-- Start of DATA PROVIDED --

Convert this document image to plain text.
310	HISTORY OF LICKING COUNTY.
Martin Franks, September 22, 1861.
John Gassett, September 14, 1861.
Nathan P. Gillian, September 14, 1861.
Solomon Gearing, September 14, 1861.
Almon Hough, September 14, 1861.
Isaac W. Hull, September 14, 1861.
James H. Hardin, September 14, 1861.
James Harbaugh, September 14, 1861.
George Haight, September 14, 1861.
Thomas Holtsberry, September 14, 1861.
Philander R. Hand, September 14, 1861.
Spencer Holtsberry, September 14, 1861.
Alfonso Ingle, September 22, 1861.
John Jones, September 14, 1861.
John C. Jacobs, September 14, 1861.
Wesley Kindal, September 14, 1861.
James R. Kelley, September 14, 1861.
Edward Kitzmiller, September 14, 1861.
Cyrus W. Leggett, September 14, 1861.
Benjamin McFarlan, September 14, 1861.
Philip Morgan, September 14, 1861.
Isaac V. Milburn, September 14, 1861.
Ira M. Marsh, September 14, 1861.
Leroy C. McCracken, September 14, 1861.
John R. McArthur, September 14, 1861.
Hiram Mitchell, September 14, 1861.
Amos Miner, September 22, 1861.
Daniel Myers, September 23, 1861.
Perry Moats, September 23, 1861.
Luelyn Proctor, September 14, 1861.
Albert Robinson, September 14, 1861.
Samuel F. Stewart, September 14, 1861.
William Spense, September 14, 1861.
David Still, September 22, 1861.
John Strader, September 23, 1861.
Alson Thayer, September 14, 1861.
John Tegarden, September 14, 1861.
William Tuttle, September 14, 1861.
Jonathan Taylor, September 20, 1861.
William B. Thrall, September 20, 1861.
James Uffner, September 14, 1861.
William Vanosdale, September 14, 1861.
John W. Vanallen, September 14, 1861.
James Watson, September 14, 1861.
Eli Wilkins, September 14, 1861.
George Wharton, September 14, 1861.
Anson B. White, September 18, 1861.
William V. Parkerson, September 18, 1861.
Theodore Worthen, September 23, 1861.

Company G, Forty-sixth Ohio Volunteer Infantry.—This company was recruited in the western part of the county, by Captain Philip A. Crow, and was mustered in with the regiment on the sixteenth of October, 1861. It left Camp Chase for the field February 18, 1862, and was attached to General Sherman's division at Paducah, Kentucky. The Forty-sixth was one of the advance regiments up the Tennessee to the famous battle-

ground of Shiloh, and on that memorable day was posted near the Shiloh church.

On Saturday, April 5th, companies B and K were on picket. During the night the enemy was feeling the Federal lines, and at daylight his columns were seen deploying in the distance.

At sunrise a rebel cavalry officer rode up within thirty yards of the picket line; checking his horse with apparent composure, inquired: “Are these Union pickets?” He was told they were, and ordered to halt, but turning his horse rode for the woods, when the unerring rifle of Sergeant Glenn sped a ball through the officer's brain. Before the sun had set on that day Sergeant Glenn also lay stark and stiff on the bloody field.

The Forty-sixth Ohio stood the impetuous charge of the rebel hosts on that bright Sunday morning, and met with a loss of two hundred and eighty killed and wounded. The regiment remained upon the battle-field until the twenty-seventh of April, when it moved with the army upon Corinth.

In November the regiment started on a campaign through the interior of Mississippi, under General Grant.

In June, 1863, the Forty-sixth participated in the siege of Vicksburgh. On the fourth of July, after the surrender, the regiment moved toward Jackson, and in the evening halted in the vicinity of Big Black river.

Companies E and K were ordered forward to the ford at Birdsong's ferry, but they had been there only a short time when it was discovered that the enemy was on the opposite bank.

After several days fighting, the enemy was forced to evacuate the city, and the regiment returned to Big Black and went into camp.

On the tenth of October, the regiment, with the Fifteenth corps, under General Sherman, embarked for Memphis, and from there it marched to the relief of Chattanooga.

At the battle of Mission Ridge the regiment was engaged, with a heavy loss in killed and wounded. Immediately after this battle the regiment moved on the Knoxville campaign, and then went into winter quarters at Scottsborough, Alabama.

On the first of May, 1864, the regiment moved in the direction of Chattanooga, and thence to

-- End of DATA PROVIDED --

TASK TO CARRY OUT - Your task is to retype all the records above with nothing left out.

SOLUTION FOR THIS TASK -
Convert this document image to plain text.
310	HISTORY OF LICKING COUNTY.
Martin Franks, September 22, 1861.
John Gassett, September 14, 1861.
Nathan P. Gillian, September 14, 1861.
Solomon Gearing, September 14, 1861.
Almon Hough, September 14, 1861.
Isaac W. Hull, September 14, 1861.
James H. Hardin, September 14, 1861.
James Harbaugh, September 14, 1861.
George Haight, September 14, 1861.
Thomas Holtsberry, September 14, 1861.
Philander R. Hand, September 14, 1861.
Spencer Holtsberry, September 14, 1861.
Alfonso Ingle, September 22, 1861.
John Jones, September 14, 1861.
John C. Jacobs, September 14, 1861.
Wesley Kindal, September 14, 1861.
James R. Kelley, September 14, 1861.
Edward Kitzmiller, September 14, 1861.
Cyrus W. Leggett, September 14, 1861.
Benjamin McFarlan, September 14, 1861.
Philip Morgan, September 14, 1861.
Isaac V. Milburn, September 14, 1861.
Ira M. Marsh, September 14, 1861.
Leroy C. McCracken, September 14, 1861.
John R. McArthur, September 14, 1861.
Hiram Mitchell, September 14, 1861.
Amos Miner, September 22, 1861.
Daniel Myers, September 23, 1861.
Perry Moats, September 23, 1861.
Luelyn Proctor, September 14, 1861.
Albert Robinson, September 14, 1861.
Samuel F. Stewart, September 14, 1861.
William Spense, September 14, 1861.
David Still, September 22, 1861.
John Strader, September 23, 1861.
Alson Thayer, September 14, 1861.
John Tegarden, September 14, 1861.
William Tuttle, September 14, 1861.
Jonathan Taylor, September 20, 1861.
William B. Thrall, September 20, 1861.
James Uffner, September 14, 1861.
William Vanosdale, September 14, 1861.
John W. Vanallen, September 14, 1861.
James Watson, September 14, 1861.
Eli Wilkins, September 14, 1861.
George Wharton, September 14, 1861.
Anson B. White, September 18, 1861.
William V. Parkerson, September 18, 1861.
Theodore Worthen, September 23, 1861.

Company G, Forty-sixth Ohio Volunteer Infantry.—This company was recruited in the western part of the county, by Captain Philip A. Crow, and was mustered in with the regiment on the sixteenth of October, 1861. It left Camp Chase for the field February 18, 1862, and was attached to General Sherman's division at Paducah, Kentucky. The Forty-sixth was one of the advance regiments up the Tennessee to the famous battle-

ground of Shiloh, and on that memorable day was posted near the Shiloh church.

On Saturday, April 5th, companies B and K were on picket. During the night the enemy was feeling the Federal lines, and at daylight his columns were seen deploying in the distance.

At sunrise a rebel cavalry officer rode up within thirty yards of the picket line; checking his horse with apparent composure, inquired: “Are these Union pickets?” He was told they were, and ordered to halt, but turning his horse rode for the woods, when the unerring rifle of Sergeant Glenn sped a ball through the officer's brain. Before the sun had set on that day Sergeant Glenn also lay stark and stiff on the bloody field.

The Forty-sixth Ohio stood the impetuous charge of the rebel hosts on that bright Sunday morning, and met with a loss of two hundred and eighty killed and wounded. The regiment remained upon the battle-field until the twenty-seventh of April, when it moved with the army upon Corinth.

In November the regiment started on a campaign through the interior of Mississippi, under General Grant.

In June, 1863, the Forty-sixth participated in the siege of Vicksburgh. On the fourth of July, after the surrender, the regiment moved toward Jackson, and in the evening halted in the vicinity of Big Black river.

Companies E and K were ordered forward to the ford at Birdsong's ferry, but they had been there only a short time when it was discovered that the enemy was on the opposite bank.

After several days fighting, the enemy was forced to evacuate the city, and the regiment returned to Big Black and went into camp.

On the tenth of October, the regiment, with the Fifteenth corps, under General Sherman, embarked for Memphis, and from there it marched to the relief of Chattanooga.

At the battle of Mission Ridge the regiment was engaged, with a heavy loss in killed and wounded. Immediately after this battle the regiment moved on the Knoxville campaign, and then went into winter quarters at Scottsborough, Alabama.

On the first of May, 1864, the regiment moved in the direction of Chattanooga, and thence to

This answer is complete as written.